┌──
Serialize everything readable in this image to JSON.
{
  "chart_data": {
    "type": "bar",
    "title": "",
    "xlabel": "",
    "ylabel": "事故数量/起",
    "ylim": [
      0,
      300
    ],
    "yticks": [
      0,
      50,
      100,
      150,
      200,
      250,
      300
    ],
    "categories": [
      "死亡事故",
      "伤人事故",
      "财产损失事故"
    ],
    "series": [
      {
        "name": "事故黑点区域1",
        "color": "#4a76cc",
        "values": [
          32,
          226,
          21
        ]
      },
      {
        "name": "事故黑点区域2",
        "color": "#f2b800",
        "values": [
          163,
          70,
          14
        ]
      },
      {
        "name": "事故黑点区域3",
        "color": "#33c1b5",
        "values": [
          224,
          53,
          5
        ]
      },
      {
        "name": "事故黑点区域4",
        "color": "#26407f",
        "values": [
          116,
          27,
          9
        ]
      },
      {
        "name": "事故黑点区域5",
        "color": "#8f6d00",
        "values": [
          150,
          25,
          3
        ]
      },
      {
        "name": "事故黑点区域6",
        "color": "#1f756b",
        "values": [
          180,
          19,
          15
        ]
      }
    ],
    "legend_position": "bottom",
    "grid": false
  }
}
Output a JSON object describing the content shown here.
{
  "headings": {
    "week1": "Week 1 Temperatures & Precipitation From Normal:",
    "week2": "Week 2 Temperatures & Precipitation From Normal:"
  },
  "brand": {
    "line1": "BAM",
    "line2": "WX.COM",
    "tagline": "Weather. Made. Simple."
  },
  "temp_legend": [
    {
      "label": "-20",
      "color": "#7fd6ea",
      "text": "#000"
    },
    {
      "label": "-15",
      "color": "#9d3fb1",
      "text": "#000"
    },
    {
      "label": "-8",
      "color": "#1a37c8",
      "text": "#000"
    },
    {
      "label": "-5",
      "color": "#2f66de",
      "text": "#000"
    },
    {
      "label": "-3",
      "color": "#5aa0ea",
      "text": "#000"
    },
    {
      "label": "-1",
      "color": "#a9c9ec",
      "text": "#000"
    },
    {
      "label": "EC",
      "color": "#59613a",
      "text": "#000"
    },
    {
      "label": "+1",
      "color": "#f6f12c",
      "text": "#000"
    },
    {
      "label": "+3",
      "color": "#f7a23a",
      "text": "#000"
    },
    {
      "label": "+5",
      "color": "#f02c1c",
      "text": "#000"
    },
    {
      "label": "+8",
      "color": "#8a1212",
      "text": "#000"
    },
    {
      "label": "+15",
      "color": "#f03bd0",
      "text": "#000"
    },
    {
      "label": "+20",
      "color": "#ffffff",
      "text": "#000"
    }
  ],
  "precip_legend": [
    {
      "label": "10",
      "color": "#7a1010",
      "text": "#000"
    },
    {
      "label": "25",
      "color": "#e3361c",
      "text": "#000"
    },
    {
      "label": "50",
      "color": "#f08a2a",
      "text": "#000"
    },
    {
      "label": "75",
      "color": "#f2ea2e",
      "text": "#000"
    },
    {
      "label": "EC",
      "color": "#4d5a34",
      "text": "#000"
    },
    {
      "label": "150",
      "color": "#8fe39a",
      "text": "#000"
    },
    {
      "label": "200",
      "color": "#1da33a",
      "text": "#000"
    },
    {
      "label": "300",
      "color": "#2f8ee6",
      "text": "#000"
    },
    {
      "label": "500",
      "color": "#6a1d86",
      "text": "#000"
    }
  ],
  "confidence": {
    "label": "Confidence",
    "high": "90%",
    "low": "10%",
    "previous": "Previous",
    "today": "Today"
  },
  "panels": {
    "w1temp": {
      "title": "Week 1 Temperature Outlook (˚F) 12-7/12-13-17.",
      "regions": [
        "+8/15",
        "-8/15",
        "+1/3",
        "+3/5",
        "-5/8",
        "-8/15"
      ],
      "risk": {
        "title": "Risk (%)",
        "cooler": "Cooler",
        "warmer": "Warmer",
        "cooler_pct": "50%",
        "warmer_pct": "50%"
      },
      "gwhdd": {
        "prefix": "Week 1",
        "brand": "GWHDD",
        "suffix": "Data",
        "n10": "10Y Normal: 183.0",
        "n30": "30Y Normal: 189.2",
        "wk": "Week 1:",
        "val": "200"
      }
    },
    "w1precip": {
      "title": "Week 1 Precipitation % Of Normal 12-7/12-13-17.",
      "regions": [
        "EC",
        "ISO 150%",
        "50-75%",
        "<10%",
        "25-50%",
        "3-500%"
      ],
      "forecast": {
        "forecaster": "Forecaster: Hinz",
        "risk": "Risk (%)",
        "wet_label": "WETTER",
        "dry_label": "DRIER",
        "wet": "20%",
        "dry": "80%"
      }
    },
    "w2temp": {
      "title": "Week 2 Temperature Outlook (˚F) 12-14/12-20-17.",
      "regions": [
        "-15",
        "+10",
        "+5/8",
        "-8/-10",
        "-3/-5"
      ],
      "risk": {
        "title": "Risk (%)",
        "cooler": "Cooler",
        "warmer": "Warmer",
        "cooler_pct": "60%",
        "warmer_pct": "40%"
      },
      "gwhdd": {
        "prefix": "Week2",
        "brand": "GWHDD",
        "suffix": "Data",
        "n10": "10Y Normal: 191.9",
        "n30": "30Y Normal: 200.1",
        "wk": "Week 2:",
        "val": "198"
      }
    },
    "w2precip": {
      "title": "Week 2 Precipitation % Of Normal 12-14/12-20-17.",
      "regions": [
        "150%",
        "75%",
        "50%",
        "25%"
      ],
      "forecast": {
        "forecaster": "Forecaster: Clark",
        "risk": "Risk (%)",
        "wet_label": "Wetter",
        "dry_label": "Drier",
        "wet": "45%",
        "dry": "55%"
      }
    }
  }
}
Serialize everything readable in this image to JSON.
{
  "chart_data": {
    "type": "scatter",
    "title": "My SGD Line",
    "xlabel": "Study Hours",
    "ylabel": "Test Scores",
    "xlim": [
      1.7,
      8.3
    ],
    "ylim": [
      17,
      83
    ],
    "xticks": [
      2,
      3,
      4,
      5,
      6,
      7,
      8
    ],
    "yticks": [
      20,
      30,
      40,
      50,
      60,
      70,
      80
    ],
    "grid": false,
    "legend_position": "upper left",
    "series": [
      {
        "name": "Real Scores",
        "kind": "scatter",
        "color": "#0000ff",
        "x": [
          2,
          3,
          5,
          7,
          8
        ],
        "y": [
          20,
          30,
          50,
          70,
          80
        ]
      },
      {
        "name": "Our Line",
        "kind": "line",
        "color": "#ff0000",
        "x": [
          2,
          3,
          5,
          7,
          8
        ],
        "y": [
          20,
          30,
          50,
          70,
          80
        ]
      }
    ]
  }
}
└──
- Given request: Write the data out again in full and exactly.

- The completed task:
Serialize everything readable in this image to JSON.
{
  "chart_data": {
    "type": "bar",
    "title": "",
    "xlabel": "",
    "ylabel": "事故数量/起",
    "ylim": [
      0,
      300
    ],
    "yticks": [
      0,
      50,
      100,
      150,
      200,
      250,
      300
    ],
    "categories": [
      "死亡事故",
      "伤人事故",
      "财产损失事故"
    ],
    "series": [
      {
        "name": "事故黑点区域1",
        "color": "#4a76cc",
        "values": [
          32,
          226,
          21
        ]
      },
      {
        "name": "事故黑点区域2",
        "color": "#f2b800",
        "values": [
          163,
          70,
          14
        ]
      },
      {
        "name": "事故黑点区域3",
        "color": "#33c1b5",
        "values": [
          224,
          53,
          5
        ]
      },
      {
        "name": "事故黑点区域4",
        "color": "#26407f",
        "values": [
          116,
          27,
          9
        ]
      },
      {
        "name": "事故黑点区域5",
        "color": "#8f6d00",
        "values": [
          150,
          25,
          3
        ]
      },
      {
        "name": "事故黑点区域6",
        "color": "#1f756b",
        "values": [
          180,
          19,
          15
        ]
      }
    ],
    "legend_position": "bottom",
    "grid": false
  }
}
Output a JSON object describing the content shown here.
{
  "headings": {
    "week1": "Week 1 Temperatures & Precipitation From Normal:",
    "week2": "Week 2 Temperatures & Precipitation From Normal:"
  },
  "brand": {
    "line1": "BAM",
    "line2": "WX.COM",
    "tagline": "Weather. Made. Simple."
  },
  "temp_legend": [
    {
      "label": "-20",
      "color": "#7fd6ea",
      "text": "#000"
    },
    {
      "label": "-15",
      "color": "#9d3fb1",
      "text": "#000"
    },
    {
      "label": "-8",
      "color": "#1a37c8",
      "text": "#000"
    },
    {
      "label": "-5",
      "color": "#2f66de",
      "text": "#000"
    },
    {
      "label": "-3",
      "color": "#5aa0ea",
      "text": "#000"
    },
    {
      "label": "-1",
      "color": "#a9c9ec",
      "text": "#000"
    },
    {
      "label": "EC",
      "color": "#59613a",
      "text": "#000"
    },
    {
      "label": "+1",
      "color": "#f6f12c",
      "text": "#000"
    },
    {
      "label": "+3",
      "color": "#f7a23a",
      "text": "#000"
    },
    {
      "label": "+5",
      "color": "#f02c1c",
      "text": "#000"
    },
    {
      "label": "+8",
      "color": "#8a1212",
      "text": "#000"
    },
    {
      "label": "+15",
      "color": "#f03bd0",
      "text": "#000"
    },
    {
      "label": "+20",
      "color": "#ffffff",
      "text": "#000"
    }
  ],
  "precip_legend": [
    {
      "label": "10",
      "color": "#7a1010",
      "text": "#000"
    },
    {
      "label": "25",
      "color": "#e3361c",
      "text": "#000"
    },
    {
      "label": "50",
      "color": "#f08a2a",
      "text": "#000"
    },
    {
      "label": "75",
      "color": "#f2ea2e",
      "text": "#000"
    },
    {
      "label": "EC",
      "color": "#4d5a34",
      "text": "#000"
    },
    {
      "label": "150",
      "color": "#8fe39a",
      "text": "#000"
    },
    {
      "label": "200",
      "color": "#1da33a",
      "text": "#000"
    },
    {
      "label": "300",
      "color": "#2f8ee6",
      "text": "#000"
    },
    {
      "label": "500",
      "color": "#6a1d86",
      "text": "#000"
    }
  ],
  "confidence": {
    "label": "Confidence",
    "high": "90%",
    "low": "10%",
    "previous": "Previous",
    "today": "Today"
  },
  "panels": {
    "w1temp": {
      "title": "Week 1 Temperature Outlook (˚F) 12-7/12-13-17.",
      "regions": [
        "+8/15",
        "-8/15",
        "+1/3",
        "+3/5",
        "-5/8",
        "-8/15"
      ],
      "risk": {
        "title": "Risk (%)",
        "cooler": "Cooler",
        "warmer": "Warmer",
        "cooler_pct": "50%",
        "warmer_pct": "50%"
      },
      "gwhdd": {
        "prefix": "Week 1",
        "brand": "GWHDD",
        "suffix": "Data",
        "n10": "10Y Normal: 183.0",
        "n30": "30Y Normal: 189.2",
        "wk": "Week 1:",
        "val": "200"
      }
    },
    "w1precip": {
      "title": "Week 1 Precipitation % Of Normal 12-7/12-13-17.",
      "regions": [
        "EC",
        "ISO 150%",
        "50-75%",
        "<10%",
        "25-50%",
        "3-500%"
      ],
      "forecast": {
        "forecaster": "Forecaster: Hinz",
        "risk": "Risk (%)",
        "wet_label": "WETTER",
        "dry_label": "DRIER",
        "wet": "20%",
        "dry": "80%"
      }
    },
    "w2temp": {
      "title": "Week 2 Temperature Outlook (˚F) 12-14/12-20-17.",
      "regions": [
        "-15",
        "+10",
        "+5/8",
        "-8/-10",
        "-3/-5"
      ],
      "risk": {
        "title": "Risk (%)",
        "cooler": "Cooler",
        "warmer": "Warmer",
        "cooler_pct": "60%",
        "warmer_pct": "40%"
      },
      "gwhdd": {
        "prefix": "Week2",
        "brand": "GWHDD",
        "suffix": "Data",
        "n10": "10Y Normal: 191.9",
        "n30": "30Y Normal: 200.1",
        "wk": "Week 2:",
        "val": "198"
      }
    },
    "w2precip": {
      "title": "Week 2 Precipitation % Of Normal 12-14/12-20-17.",
      "regions": [
        "150%",
        "75%",
        "50%",
        "25%"
      ],
      "forecast": {
        "forecaster": "Forecaster: Clark",
        "risk": "Risk (%)",
        "wet_label": "Wetter",
        "dry_label": "Drier",
        "wet": "45%",
        "dry": "55%"
      }
    }
  }
}
Serialize everything readable in this image to JSON.
{
  "chart_data": {
    "type": "scatter",
    "title": "My SGD Line",
    "xlabel": "Study Hours",
    "ylabel": "Test Scores",
    "xlim": [
      1.7,
      8.3
    ],
    "ylim": [
      17,
      83
    ],
    "xticks": [
      2,
      3,
      4,
      5,
      6,
      7,
      8
    ],
    "yticks": [
      20,
      30,
      40,
      50,
      60,
      70,
      80
    ],
    "grid": false,
    "legend_position": "upper left",
    "series": [
      {
        "name": "Real Scores",
        "kind": "scatter",
        "color": "#0000ff",
        "x": [
          2,
          3,
          5,
          7,
          8
        ],
        "y": [
          20,
          30,
          50,
          70,
          80
        ]
      },
      {
        "name": "Our Line",
        "kind": "line",
        "color": "#ff0000",
        "x": [
          2,
          3,
          5,
          7,
          8
        ],
        "y": [
          20,
          30,
          50,
          70,
          80
        ]
      }
    ]
  }
}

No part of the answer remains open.